◆ **Items**
--

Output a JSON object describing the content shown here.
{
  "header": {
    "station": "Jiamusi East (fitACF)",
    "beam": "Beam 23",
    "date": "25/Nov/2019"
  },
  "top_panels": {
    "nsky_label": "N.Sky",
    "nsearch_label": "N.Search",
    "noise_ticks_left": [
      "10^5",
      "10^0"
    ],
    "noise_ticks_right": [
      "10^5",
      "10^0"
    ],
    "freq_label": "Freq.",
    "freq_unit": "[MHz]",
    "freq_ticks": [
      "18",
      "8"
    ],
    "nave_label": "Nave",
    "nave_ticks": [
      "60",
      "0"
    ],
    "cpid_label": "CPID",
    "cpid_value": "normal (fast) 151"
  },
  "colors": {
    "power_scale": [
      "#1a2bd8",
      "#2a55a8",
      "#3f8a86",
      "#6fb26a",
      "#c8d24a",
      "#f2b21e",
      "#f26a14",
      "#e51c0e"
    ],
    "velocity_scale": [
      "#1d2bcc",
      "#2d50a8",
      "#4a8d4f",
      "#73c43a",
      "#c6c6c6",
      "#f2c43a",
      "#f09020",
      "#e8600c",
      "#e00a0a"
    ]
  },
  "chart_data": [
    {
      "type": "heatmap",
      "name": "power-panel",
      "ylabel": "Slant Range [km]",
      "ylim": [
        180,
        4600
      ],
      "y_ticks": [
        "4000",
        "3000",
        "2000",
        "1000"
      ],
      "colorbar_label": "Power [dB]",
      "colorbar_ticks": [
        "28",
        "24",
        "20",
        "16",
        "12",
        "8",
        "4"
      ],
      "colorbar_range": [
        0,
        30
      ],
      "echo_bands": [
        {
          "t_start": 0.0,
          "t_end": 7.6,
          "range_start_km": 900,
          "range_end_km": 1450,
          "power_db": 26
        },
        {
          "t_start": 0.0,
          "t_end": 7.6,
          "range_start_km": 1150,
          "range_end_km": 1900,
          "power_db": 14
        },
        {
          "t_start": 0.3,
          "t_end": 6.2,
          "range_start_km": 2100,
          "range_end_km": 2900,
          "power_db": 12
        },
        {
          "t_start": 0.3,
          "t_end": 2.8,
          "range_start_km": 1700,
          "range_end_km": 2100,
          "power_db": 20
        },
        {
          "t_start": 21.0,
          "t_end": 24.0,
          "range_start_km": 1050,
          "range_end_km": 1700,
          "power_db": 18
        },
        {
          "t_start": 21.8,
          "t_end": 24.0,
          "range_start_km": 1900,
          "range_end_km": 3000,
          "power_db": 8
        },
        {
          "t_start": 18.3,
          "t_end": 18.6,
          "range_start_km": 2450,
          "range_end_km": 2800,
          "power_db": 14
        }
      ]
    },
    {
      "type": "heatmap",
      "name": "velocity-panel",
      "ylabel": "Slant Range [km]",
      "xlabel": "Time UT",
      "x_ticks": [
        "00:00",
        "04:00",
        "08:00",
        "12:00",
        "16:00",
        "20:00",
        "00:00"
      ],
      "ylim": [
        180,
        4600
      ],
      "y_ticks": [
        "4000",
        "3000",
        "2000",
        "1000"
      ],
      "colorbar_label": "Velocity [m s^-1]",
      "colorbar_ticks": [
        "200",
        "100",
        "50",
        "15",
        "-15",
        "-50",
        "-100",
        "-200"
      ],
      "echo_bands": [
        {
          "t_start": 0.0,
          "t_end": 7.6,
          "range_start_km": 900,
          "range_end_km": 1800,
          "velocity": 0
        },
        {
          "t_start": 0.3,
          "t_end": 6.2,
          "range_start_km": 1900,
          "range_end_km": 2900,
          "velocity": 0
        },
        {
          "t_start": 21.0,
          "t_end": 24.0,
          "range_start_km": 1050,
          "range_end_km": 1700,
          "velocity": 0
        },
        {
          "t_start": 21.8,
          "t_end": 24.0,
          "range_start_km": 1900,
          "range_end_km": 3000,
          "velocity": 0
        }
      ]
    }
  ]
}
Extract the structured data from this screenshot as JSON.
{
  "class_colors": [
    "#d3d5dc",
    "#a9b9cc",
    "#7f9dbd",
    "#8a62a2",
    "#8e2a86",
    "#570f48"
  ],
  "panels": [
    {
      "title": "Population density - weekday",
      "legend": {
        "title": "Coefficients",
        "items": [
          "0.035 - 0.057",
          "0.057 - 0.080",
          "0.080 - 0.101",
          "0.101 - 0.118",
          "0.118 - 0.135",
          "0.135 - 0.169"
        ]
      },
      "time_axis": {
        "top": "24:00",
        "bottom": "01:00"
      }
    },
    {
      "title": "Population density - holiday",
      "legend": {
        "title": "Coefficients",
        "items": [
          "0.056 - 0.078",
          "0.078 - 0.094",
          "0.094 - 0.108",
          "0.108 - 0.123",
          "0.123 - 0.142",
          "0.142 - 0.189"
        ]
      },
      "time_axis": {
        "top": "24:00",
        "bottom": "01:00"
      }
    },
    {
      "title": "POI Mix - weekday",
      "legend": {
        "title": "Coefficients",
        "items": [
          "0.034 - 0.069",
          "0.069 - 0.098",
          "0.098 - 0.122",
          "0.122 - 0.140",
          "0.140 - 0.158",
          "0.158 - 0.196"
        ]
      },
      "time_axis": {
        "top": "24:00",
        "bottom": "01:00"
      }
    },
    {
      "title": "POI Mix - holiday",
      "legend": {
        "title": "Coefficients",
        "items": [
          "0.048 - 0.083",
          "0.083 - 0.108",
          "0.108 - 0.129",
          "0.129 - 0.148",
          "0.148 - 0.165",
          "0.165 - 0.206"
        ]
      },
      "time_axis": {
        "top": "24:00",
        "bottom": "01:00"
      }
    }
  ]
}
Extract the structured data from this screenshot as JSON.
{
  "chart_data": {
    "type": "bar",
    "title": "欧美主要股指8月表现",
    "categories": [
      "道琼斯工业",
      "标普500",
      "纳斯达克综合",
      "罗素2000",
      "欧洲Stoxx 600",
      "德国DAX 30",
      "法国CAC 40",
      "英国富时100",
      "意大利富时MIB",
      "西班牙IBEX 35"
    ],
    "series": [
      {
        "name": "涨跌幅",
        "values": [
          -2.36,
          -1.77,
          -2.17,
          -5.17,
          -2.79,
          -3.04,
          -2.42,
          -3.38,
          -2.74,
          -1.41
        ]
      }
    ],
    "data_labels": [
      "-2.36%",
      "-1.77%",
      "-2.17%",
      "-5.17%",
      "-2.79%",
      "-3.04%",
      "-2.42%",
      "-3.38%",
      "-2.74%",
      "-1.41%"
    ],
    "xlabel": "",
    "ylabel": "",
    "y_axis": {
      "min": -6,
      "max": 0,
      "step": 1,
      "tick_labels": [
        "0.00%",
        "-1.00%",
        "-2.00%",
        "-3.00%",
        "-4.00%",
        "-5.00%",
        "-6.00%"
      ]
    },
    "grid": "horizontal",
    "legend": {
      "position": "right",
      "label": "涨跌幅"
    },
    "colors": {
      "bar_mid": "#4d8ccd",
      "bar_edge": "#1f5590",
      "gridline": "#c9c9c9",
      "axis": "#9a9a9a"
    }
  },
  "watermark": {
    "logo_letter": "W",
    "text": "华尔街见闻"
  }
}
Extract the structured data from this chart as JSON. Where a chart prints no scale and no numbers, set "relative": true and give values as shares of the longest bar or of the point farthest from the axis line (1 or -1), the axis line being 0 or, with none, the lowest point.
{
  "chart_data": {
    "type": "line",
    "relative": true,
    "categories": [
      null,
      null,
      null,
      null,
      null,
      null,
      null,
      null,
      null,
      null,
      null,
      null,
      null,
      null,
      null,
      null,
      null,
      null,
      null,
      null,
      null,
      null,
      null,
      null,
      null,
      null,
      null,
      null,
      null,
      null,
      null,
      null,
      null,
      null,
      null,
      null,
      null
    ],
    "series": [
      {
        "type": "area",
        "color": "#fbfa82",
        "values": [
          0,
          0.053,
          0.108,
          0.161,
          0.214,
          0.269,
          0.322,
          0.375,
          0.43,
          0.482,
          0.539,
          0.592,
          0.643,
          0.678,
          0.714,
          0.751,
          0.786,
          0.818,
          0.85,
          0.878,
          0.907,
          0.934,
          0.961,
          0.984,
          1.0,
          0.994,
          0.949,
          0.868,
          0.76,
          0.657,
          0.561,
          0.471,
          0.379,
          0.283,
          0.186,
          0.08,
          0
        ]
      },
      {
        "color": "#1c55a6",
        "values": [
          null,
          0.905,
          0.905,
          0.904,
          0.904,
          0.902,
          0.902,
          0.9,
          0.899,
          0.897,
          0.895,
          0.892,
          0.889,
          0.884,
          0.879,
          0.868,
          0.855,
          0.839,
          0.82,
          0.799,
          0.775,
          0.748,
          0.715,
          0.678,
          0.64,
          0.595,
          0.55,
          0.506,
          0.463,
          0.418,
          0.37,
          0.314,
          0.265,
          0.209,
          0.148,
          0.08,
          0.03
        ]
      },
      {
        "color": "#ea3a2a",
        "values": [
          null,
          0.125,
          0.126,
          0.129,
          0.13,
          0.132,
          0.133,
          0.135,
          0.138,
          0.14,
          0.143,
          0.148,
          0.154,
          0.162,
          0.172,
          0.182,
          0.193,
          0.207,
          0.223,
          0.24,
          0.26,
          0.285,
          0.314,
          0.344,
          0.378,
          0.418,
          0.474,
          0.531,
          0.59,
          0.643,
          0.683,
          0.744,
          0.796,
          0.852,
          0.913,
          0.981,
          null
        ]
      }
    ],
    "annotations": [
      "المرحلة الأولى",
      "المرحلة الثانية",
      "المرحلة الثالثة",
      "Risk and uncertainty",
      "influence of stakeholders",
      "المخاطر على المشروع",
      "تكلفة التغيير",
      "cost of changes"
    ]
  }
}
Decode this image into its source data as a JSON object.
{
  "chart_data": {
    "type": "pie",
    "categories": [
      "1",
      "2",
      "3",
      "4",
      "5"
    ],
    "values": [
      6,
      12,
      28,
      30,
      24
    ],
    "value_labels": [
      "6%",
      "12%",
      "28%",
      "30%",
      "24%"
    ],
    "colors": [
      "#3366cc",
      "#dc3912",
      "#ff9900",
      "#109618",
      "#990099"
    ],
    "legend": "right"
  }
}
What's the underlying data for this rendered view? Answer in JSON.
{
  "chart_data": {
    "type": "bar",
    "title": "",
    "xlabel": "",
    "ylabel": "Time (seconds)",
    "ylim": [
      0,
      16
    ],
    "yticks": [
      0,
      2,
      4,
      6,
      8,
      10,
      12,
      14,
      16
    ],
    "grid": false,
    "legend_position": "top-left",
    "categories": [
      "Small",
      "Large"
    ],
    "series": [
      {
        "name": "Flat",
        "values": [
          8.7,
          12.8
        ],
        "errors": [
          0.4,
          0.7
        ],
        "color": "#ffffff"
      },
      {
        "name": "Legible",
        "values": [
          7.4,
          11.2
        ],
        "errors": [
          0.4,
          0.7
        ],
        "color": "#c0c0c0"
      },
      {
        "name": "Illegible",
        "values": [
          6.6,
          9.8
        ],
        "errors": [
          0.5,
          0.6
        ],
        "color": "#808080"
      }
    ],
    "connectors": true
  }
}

--

◆ **Work to complete**
Gather all the lines that include the word "ylabel" and copy them out.

◆ **Task response**
      "ylabel": "Slant Range [km]",
      "ylabel": "Slant Range [km]",
    "ylabel": "",
    "ylabel": "Time (seconds)",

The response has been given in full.